— start of Records provided —
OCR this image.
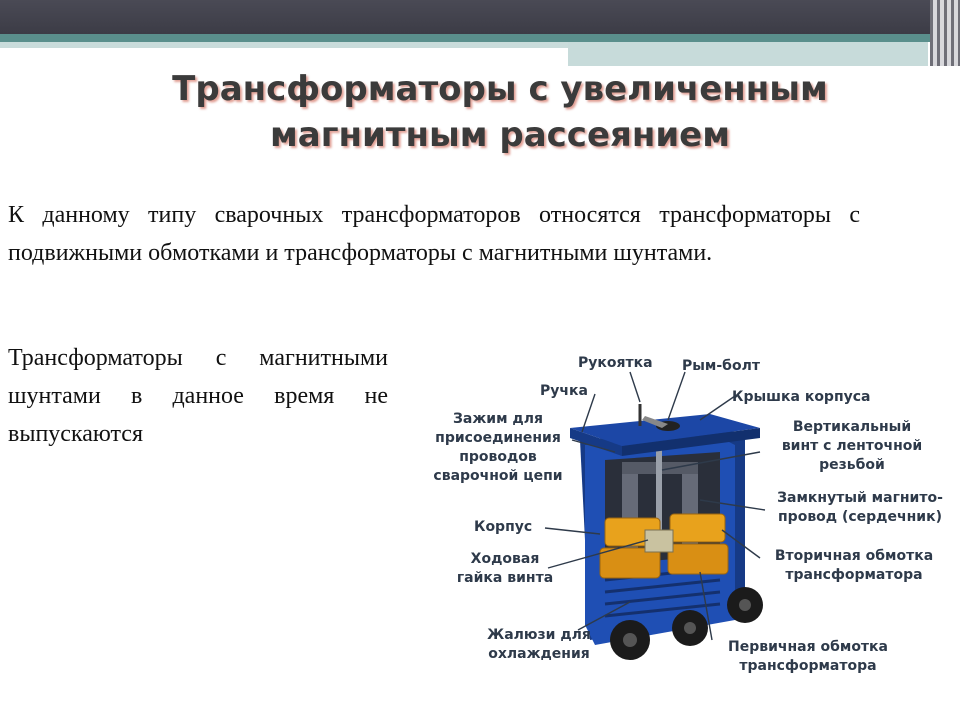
Трансформаторы с увеличенным магнитным рассеянием

К данному типу сварочных трансформаторов относятся трансформаторы с подвижными обмотками и трансформаторы с магнитными шунтами.

Трансформаторы с магнитными шунтами в данное время не выпускаются

Рукоятка Рым-болт
Ручка	Крышка корпуса
Зажим для
присоединения
проводов
сварочной цепи
Вертикальный
винт с ленточной
резьбой
Замкнутый магнито-
провод (сердечник)
Корпус
Ходовая
гайка винта
Вторичная обмотка
трансформатора
Жалюзи для
охлаждения	Первичная обмотка
трансформатора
— end of Records provided —
#### [Request]
The records above must be printed exactly; the pictures stay out.

#### [Output]
OCR this image.
Трансформаторы с увеличенным магнитным рассеянием

К данному типу сварочных трансформаторов относятся трансформаторы с подвижными обмотками и трансформаторы с магнитными шунтами.

Трансформаторы с магнитными шунтами в данное время не выпускаются

Рукоятка Рым-болт
Ручка	Крышка корпуса
Зажим для
присоединения
проводов
сварочной цепи
Вертикальный
винт с ленточной
резьбой
Замкнутый магнито-
провод (сердечник)
Корпус
Ходовая
гайка винта
Вторичная обмотка
трансформатора
Жалюзи для
охлаждения	Первичная обмотка
трансформатора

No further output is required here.